* WHAT THIS TASK INVOLVES
Exact reproduction is required for all entries.

* DATA SUPPLIED
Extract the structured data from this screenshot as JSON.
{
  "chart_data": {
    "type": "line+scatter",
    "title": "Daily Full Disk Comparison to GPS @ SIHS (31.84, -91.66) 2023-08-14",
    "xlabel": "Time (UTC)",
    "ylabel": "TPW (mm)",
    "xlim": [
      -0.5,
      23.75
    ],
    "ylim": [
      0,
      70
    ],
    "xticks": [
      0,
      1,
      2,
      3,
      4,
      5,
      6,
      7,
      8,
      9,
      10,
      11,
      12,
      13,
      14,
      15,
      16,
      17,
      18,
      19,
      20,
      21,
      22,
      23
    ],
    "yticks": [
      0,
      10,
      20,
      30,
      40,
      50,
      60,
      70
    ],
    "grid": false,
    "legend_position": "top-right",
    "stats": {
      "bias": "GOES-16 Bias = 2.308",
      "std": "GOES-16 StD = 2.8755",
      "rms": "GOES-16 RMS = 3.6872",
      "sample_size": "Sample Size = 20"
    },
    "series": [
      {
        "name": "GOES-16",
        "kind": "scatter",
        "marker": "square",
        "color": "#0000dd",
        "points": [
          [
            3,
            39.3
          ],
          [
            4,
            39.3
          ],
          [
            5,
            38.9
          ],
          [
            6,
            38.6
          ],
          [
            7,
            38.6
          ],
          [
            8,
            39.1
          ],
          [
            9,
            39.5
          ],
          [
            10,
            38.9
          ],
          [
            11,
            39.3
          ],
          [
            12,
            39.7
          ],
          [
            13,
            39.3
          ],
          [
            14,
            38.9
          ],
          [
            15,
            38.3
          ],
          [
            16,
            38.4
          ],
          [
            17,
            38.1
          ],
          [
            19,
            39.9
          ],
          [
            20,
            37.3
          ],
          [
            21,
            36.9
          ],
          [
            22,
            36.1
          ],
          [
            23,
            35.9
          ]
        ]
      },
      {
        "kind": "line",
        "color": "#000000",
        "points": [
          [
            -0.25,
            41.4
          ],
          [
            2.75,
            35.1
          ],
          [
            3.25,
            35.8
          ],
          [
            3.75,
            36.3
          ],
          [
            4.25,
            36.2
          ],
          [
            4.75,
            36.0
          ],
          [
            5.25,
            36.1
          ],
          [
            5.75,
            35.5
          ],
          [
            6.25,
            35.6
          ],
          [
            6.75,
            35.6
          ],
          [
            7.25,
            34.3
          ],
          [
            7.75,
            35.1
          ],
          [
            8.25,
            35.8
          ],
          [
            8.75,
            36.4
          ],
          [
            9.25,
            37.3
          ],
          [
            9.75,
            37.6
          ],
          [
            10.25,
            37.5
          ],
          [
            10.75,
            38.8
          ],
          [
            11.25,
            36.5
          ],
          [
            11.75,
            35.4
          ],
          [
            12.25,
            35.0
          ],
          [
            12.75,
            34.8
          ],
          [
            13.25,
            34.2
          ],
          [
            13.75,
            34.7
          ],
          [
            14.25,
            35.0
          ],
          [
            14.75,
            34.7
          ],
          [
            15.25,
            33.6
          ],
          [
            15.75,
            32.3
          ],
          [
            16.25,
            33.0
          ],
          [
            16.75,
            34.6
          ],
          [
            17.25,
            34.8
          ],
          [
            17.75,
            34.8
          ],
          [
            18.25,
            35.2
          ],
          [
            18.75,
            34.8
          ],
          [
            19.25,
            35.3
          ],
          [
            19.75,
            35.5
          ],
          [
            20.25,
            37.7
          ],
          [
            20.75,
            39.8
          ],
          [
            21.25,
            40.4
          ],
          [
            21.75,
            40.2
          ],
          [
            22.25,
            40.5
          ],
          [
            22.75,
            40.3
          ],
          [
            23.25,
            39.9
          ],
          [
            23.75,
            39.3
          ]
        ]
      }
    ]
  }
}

* TASK RESULT
Extract the structured data from this screenshot as JSON.
{
  "chart_data": {
    "type": "line+scatter",
    "title": "Daily Full Disk Comparison to GPS @ SIHS (31.84, -91.66) 2023-08-14",
    "xlabel": "Time (UTC)",
    "ylabel": "TPW (mm)",
    "xlim": [
      -0.5,
      23.75
    ],
    "ylim": [
      0,
      70
    ],
    "xticks": [
      0,
      1,
      2,
      3,
      4,
      5,
      6,
      7,
      8,
      9,
      10,
      11,
      12,
      13,
      14,
      15,
      16,
      17,
      18,
      19,
      20,
      21,
      22,
      23
    ],
    "yticks": [
      0,
      10,
      20,
      30,
      40,
      50,
      60,
      70
    ],
    "grid": false,
    "legend_position": "top-right",
    "stats": {
      "bias": "GOES-16 Bias = 2.308",
      "std": "GOES-16 StD = 2.8755",
      "rms": "GOES-16 RMS = 3.6872",
      "sample_size": "Sample Size = 20"
    },
    "series": [
      {
        "name": "GOES-16",
        "kind": "scatter",
        "marker": "square",
        "color": "#0000dd",
        "points": [
          [
            3,
            39.3
          ],
          [
            4,
            39.3
          ],
          [
            5,
            38.9
          ],
          [
            6,
            38.6
          ],
          [
            7,
            38.6
          ],
          [
            8,
            39.1
          ],
          [
            9,
            39.5
          ],
          [
            10,
            38.9
          ],
          [
            11,
            39.3
          ],
          [
            12,
            39.7
          ],
          [
            13,
            39.3
          ],
          [
            14,
            38.9
          ],
          [
            15,
            38.3
          ],
          [
            16,
            38.4
          ],
          [
            17,
            38.1
          ],
          [
            19,
            39.9
          ],
          [
            20,
            37.3
          ],
          [
            21,
            36.9
          ],
          [
            22,
            36.1
          ],
          [
            23,
            35.9
          ]
        ]
      },
      {
        "kind": "line",
        "color": "#000000",
        "points": [
          [
            -0.25,
            41.4
          ],
          [
            2.75,
            35.1
          ],
          [
            3.25,
            35.8
          ],
          [
            3.75,
            36.3
          ],
          [
            4.25,
            36.2
          ],
          [
            4.75,
            36.0
          ],
          [
            5.25,
            36.1
          ],
          [
            5.75,
            35.5
          ],
          [
            6.25,
            35.6
          ],
          [
            6.75,
            35.6
          ],
          [
            7.25,
            34.3
          ],
          [
            7.75,
            35.1
          ],
          [
            8.25,
            35.8
          ],
          [
            8.75,
            36.4
          ],
          [
            9.25,
            37.3
          ],
          [
            9.75,
            37.6
          ],
          [
            10.25,
            37.5
          ],
          [
            10.75,
            38.8
          ],
          [
            11.25,
            36.5
          ],
          [
            11.75,
            35.4
          ],
          [
            12.25,
            35.0
          ],
          [
            12.75,
            34.8
          ],
          [
            13.25,
            34.2
          ],
          [
            13.75,
            34.7
          ],
          [
            14.25,
            35.0
          ],
          [
            14.75,
            34.7
          ],
          [
            15.25,
            33.6
          ],
          [
            15.75,
            32.3
          ],
          [
            16.25,
            33.0
          ],
          [
            16.75,
            34.6
          ],
          [
            17.25,
            34.8
          ],
          [
            17.75,
            34.8
          ],
          [
            18.25,
            35.2
          ],
          [
            18.75,
            34.8
          ],
          [
            19.25,
            35.3
          ],
          [
            19.75,
            35.5
          ],
          [
            20.25,
            37.7
          ],
          [
            20.75,
            39.8
          ],
          [
            21.25,
            40.4
          ],
          [
            21.75,
            40.2
          ],
          [
            22.25,
            40.5
          ],
          [
            22.75,
            40.3
          ],
          [
            23.25,
            39.9
          ],
          [
            23.75,
            39.3
          ]
        ]
      }
    ]
  }
}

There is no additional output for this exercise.